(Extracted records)
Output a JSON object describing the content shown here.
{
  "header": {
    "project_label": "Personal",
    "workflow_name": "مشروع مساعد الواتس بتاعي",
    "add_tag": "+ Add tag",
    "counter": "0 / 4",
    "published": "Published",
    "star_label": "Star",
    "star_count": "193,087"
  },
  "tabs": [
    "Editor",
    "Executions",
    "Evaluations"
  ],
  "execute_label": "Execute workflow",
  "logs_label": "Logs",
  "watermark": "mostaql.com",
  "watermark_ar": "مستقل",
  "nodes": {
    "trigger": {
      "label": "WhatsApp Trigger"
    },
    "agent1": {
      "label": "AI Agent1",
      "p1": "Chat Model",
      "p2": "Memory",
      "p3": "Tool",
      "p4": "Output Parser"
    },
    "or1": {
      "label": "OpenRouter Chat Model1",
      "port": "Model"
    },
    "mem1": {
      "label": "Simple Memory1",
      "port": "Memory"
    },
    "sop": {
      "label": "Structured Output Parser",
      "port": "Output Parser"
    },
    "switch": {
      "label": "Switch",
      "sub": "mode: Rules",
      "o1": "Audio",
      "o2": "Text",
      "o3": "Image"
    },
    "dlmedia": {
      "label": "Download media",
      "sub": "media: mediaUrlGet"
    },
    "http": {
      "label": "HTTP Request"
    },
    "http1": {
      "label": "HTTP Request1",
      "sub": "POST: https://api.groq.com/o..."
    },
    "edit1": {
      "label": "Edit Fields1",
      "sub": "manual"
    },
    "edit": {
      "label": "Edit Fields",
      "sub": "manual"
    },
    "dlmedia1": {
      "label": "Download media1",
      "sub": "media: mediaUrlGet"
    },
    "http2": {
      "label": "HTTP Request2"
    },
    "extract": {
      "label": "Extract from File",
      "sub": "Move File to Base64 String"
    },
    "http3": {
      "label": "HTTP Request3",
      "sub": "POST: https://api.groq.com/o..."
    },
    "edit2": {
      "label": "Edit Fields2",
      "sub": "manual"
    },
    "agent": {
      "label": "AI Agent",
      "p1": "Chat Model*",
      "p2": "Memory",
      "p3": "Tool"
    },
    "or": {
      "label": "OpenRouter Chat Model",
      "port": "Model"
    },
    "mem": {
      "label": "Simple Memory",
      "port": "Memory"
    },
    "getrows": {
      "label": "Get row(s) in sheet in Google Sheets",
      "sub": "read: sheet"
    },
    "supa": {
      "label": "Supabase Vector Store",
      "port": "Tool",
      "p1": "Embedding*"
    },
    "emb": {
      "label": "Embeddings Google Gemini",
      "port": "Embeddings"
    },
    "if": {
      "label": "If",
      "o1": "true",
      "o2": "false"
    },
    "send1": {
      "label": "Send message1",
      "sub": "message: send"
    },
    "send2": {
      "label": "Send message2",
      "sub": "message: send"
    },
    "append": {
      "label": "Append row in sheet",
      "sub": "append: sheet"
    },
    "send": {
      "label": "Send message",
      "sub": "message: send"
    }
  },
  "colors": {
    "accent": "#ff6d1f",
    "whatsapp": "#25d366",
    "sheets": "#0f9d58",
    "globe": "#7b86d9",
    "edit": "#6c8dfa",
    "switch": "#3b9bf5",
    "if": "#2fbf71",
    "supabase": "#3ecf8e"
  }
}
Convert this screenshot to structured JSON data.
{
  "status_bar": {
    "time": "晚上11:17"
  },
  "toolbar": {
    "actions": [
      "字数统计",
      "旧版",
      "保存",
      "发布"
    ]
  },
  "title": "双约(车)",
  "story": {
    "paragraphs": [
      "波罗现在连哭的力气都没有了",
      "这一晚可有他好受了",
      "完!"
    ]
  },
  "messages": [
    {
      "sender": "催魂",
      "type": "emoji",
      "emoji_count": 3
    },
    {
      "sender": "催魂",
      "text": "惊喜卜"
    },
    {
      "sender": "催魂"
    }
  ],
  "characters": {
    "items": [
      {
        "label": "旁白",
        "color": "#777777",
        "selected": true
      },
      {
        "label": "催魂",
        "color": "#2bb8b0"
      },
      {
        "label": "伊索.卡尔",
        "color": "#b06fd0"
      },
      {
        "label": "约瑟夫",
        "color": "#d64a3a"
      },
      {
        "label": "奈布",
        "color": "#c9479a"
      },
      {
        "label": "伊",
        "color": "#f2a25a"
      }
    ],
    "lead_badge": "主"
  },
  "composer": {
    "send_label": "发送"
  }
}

→ **Job**: Copy out the data shown above without altering anything.

→ **Response to this task**:
Output a JSON object describing the content shown here.
{
  "header": {
    "project_label": "Personal",
    "workflow_name": "مشروع مساعد الواتس بتاعي",
    "add_tag": "+ Add tag",
    "counter": "0 / 4",
    "published": "Published",
    "star_label": "Star",
    "star_count": "193,087"
  },
  "tabs": [
    "Editor",
    "Executions",
    "Evaluations"
  ],
  "execute_label": "Execute workflow",
  "logs_label": "Logs",
  "watermark": "mostaql.com",
  "watermark_ar": "مستقل",
  "nodes": {
    "trigger": {
      "label": "WhatsApp Trigger"
    },
    "agent1": {
      "label": "AI Agent1",
      "p1": "Chat Model",
      "p2": "Memory",
      "p3": "Tool",
      "p4": "Output Parser"
    },
    "or1": {
      "label": "OpenRouter Chat Model1",
      "port": "Model"
    },
    "mem1": {
      "label": "Simple Memory1",
      "port": "Memory"
    },
    "sop": {
      "label": "Structured Output Parser",
      "port": "Output Parser"
    },
    "switch": {
      "label": "Switch",
      "sub": "mode: Rules",
      "o1": "Audio",
      "o2": "Text",
      "o3": "Image"
    },
    "dlmedia": {
      "label": "Download media",
      "sub": "media: mediaUrlGet"
    },
    "http": {
      "label": "HTTP Request"
    },
    "http1": {
      "label": "HTTP Request1",
      "sub": "POST: https://api.groq.com/o..."
    },
    "edit1": {
      "label": "Edit Fields1",
      "sub": "manual"
    },
    "edit": {
      "label": "Edit Fields",
      "sub": "manual"
    },
    "dlmedia1": {
      "label": "Download media1",
      "sub": "media: mediaUrlGet"
    },
    "http2": {
      "label": "HTTP Request2"
    },
    "extract": {
      "label": "Extract from File",
      "sub": "Move File to Base64 String"
    },
    "http3": {
      "label": "HTTP Request3",
      "sub": "POST: https://api.groq.com/o..."
    },
    "edit2": {
      "label": "Edit Fields2",
      "sub": "manual"
    },
    "agent": {
      "label": "AI Agent",
      "p1": "Chat Model*",
      "p2": "Memory",
      "p3": "Tool"
    },
    "or": {
      "label": "OpenRouter Chat Model",
      "port": "Model"
    },
    "mem": {
      "label": "Simple Memory",
      "port": "Memory"
    },
    "getrows": {
      "label": "Get row(s) in sheet in Google Sheets",
      "sub": "read: sheet"
    },
    "supa": {
      "label": "Supabase Vector Store",
      "port": "Tool",
      "p1": "Embedding*"
    },
    "emb": {
      "label": "Embeddings Google Gemini",
      "port": "Embeddings"
    },
    "if": {
      "label": "If",
      "o1": "true",
      "o2": "false"
    },
    "send1": {
      "label": "Send message1",
      "sub": "message: send"
    },
    "send2": {
      "label": "Send message2",
      "sub": "message: send"
    },
    "append": {
      "label": "Append row in sheet",
      "sub": "append: sheet"
    },
    "send": {
      "label": "Send message",
      "sub": "message: send"
    }
  },
  "colors": {
    "accent": "#ff6d1f",
    "whatsapp": "#25d366",
    "sheets": "#0f9d58",
    "globe": "#7b86d9",
    "edit": "#6c8dfa",
    "switch": "#3b9bf5",
    "if": "#2fbf71",
    "supabase": "#3ecf8e"
  }
}
Convert this screenshot to structured JSON data.
{
  "status_bar": {
    "time": "晚上11:17"
  },
  "toolbar": {
    "actions": [
      "字数统计",
      "旧版",
      "保存",
      "发布"
    ]
  },
  "title": "双约(车)",
  "story": {
    "paragraphs": [
      "波罗现在连哭的力气都没有了",
      "这一晚可有他好受了",
      "完!"
    ]
  },
  "messages": [
    {
      "sender": "催魂",
      "type": "emoji",
      "emoji_count": 3
    },
    {
      "sender": "催魂",
      "text": "惊喜卜"
    },
    {
      "sender": "催魂"
    }
  ],
  "characters": {
    "items": [
      {
        "label": "旁白",
        "color": "#777777",
        "selected": true
      },
      {
        "label": "催魂",
        "color": "#2bb8b0"
      },
      {
        "label": "伊索.卡尔",
        "color": "#b06fd0"
      },
      {
        "label": "约瑟夫",
        "color": "#d64a3a"
      },
      {
        "label": "奈布",
        "color": "#c9479a"
      },
      {
        "label": "伊",
        "color": "#f2a25a"
      }
    ],
    "lead_badge": "主"
  },
  "composer": {
    "send_label": "发送"
  }
}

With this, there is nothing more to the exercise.